### Prompt
Give back the whole listing exactly as shown.

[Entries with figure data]
------------------------
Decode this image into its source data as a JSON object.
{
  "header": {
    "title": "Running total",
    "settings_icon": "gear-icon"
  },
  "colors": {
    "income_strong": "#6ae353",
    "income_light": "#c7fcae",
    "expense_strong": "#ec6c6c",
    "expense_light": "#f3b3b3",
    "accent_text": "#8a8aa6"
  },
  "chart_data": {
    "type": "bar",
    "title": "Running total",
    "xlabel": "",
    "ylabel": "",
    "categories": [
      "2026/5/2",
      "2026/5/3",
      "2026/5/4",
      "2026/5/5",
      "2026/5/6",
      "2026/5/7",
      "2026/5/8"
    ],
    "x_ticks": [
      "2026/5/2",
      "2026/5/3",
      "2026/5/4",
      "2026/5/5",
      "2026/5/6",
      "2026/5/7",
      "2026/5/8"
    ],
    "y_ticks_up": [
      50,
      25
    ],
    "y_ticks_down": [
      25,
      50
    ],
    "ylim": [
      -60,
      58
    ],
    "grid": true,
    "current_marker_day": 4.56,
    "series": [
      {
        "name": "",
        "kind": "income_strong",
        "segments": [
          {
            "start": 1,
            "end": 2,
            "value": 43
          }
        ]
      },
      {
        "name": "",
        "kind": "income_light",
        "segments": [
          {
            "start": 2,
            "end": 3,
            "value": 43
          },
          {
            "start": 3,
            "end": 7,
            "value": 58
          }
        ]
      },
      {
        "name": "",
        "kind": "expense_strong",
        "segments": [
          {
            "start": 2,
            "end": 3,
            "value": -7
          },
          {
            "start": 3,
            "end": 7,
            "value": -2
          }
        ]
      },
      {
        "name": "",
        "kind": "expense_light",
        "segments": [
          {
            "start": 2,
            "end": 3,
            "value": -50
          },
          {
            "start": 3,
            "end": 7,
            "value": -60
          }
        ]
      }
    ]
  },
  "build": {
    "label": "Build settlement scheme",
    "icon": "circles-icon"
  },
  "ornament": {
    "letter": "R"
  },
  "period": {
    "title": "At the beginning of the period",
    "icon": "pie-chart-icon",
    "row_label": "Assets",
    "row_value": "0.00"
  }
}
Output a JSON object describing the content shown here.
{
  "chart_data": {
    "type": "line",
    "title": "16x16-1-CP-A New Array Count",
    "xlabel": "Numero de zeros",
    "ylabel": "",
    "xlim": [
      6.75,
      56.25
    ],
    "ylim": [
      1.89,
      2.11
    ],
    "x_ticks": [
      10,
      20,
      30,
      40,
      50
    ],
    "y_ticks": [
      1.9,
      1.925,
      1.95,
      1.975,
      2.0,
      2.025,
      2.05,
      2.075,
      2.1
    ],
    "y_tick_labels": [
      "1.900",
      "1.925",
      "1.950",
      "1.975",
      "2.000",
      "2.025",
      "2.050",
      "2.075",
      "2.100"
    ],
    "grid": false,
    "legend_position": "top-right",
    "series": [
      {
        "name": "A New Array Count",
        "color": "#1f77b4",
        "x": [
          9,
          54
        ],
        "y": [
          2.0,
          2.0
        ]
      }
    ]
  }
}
------------------------
### Reply to the task
Decode this image into its source data as a JSON object.
{
  "header": {
    "title": "Running total",
    "settings_icon": "gear-icon"
  },
  "colors": {
    "income_strong": "#6ae353",
    "income_light": "#c7fcae",
    "expense_strong": "#ec6c6c",
    "expense_light": "#f3b3b3",
    "accent_text": "#8a8aa6"
  },
  "chart_data": {
    "type": "bar",
    "title": "Running total",
    "xlabel": "",
    "ylabel": "",
    "categories": [
      "2026/5/2",
      "2026/5/3",
      "2026/5/4",
      "2026/5/5",
      "2026/5/6",
      "2026/5/7",
      "2026/5/8"
    ],
    "x_ticks": [
      "2026/5/2",
      "2026/5/3",
      "2026/5/4",
      "2026/5/5",
      "2026/5/6",
      "2026/5/7",
      "2026/5/8"
    ],
    "y_ticks_up": [
      50,
      25
    ],
    "y_ticks_down": [
      25,
      50
    ],
    "ylim": [
      -60,
      58
    ],
    "grid": true,
    "current_marker_day": 4.56,
    "series": [
      {
        "name": "",
        "kind": "income_strong",
        "segments": [
          {
            "start": 1,
            "end": 2,
            "value": 43
          }
        ]
      },
      {
        "name": "",
        "kind": "income_light",
        "segments": [
          {
            "start": 2,
            "end": 3,
            "value": 43
          },
          {
            "start": 3,
            "end": 7,
            "value": 58
          }
        ]
      },
      {
        "name": "",
        "kind": "expense_strong",
        "segments": [
          {
            "start": 2,
            "end": 3,
            "value": -7
          },
          {
            "start": 3,
            "end": 7,
            "value": -2
          }
        ]
      },
      {
        "name": "",
        "kind": "expense_light",
        "segments": [
          {
            "start": 2,
            "end": 3,
            "value": -50
          },
          {
            "start": 3,
            "end": 7,
            "value": -60
          }
        ]
      }
    ]
  },
  "build": {
    "label": "Build settlement scheme",
    "icon": "circles-icon"
  },
  "ornament": {
    "letter": "R"
  },
  "period": {
    "title": "At the beginning of the period",
    "icon": "pie-chart-icon",
    "row_label": "Assets",
    "row_value": "0.00"
  }
}
Output a JSON object describing the content shown here.
{
  "chart_data": {
    "type": "line",
    "title": "16x16-1-CP-A New Array Count",
    "xlabel": "Numero de zeros",
    "ylabel": "",
    "xlim": [
      6.75,
      56.25
    ],
    "ylim": [
      1.89,
      2.11
    ],
    "x_ticks": [
      10,
      20,
      30,
      40,
      50
    ],
    "y_ticks": [
      1.9,
      1.925,
      1.95,
      1.975,
      2.0,
      2.025,
      2.05,
      2.075,
      2.1
    ],
    "y_tick_labels": [
      "1.900",
      "1.925",
      "1.950",
      "1.975",
      "2.000",
      "2.025",
      "2.050",
      "2.075",
      "2.100"
    ],
    "grid": false,
    "legend_position": "top-right",
    "series": [
      {
        "name": "A New Array Count",
        "color": "#1f77b4",
        "x": [
          9,
          54
        ],
        "y": [
          2.0,
          2.0
        ]
      }
    ]
  }
}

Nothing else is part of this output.